Exercise requirements: Find every line in the records below that holds the word "JSON", and copy each one.

(Data excerpts)

○ ○ ○ ○ ○ ○ ○

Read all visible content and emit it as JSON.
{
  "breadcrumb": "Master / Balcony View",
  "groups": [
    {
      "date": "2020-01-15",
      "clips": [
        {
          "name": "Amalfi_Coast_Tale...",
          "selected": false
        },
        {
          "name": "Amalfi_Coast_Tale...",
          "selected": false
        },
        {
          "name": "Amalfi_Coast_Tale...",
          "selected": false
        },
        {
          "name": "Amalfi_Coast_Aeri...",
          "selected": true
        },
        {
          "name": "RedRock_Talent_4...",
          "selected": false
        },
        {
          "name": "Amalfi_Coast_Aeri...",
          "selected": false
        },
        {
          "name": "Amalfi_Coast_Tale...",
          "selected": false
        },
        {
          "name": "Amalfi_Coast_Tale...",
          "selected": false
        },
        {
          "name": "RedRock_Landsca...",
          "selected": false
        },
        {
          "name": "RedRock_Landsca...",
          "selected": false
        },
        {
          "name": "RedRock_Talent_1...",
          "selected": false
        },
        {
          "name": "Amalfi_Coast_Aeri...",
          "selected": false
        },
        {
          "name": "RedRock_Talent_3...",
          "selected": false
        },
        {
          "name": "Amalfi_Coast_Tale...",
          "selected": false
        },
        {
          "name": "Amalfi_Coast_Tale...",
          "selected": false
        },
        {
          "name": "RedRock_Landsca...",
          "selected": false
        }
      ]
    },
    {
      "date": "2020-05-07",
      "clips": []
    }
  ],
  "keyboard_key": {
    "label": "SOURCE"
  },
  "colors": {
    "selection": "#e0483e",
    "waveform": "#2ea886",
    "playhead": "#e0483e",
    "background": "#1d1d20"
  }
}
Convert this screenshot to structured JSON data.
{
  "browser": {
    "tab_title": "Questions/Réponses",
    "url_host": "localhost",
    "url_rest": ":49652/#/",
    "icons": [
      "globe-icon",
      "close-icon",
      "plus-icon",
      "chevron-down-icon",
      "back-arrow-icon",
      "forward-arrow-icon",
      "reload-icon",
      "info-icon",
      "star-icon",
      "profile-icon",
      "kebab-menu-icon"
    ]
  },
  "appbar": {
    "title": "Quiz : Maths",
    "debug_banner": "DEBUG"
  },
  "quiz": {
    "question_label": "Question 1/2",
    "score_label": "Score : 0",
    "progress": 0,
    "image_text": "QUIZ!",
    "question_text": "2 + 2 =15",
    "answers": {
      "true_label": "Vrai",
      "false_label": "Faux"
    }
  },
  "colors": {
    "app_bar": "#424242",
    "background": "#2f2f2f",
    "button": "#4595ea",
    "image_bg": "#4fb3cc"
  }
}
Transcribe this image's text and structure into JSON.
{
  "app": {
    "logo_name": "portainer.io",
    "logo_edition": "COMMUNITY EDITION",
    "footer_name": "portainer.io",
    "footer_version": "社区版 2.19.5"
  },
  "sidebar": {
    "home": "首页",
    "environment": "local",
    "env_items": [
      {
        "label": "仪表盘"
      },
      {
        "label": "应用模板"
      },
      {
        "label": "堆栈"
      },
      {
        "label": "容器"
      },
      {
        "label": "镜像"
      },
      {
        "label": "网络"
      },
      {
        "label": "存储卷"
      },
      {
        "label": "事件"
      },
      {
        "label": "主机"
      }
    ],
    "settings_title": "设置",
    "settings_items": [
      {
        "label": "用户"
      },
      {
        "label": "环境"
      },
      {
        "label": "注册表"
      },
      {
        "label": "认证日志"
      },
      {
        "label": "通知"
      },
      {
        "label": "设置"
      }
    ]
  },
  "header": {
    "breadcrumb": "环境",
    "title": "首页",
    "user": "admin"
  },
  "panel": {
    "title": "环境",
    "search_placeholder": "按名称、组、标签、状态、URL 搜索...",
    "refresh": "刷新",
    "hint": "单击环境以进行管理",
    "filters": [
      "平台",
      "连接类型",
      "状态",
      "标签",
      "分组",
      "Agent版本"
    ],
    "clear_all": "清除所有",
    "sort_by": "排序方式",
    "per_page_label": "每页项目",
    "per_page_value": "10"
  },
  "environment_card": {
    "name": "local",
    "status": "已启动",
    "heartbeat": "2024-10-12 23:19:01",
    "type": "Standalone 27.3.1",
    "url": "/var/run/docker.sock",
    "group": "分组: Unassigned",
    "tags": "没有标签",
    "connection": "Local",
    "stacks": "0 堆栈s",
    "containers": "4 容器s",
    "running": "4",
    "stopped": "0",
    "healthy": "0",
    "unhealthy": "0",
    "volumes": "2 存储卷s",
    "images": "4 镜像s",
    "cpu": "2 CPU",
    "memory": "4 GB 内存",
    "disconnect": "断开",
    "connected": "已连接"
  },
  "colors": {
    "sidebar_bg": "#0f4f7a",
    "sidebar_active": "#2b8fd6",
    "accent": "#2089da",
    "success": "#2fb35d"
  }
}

○ ○ ○ ○ ○ ○ ○

Result below:
Read all visible content and emit it as JSON.
Convert this screenshot to structured JSON data.
Transcribe this image's text and structure into JSON.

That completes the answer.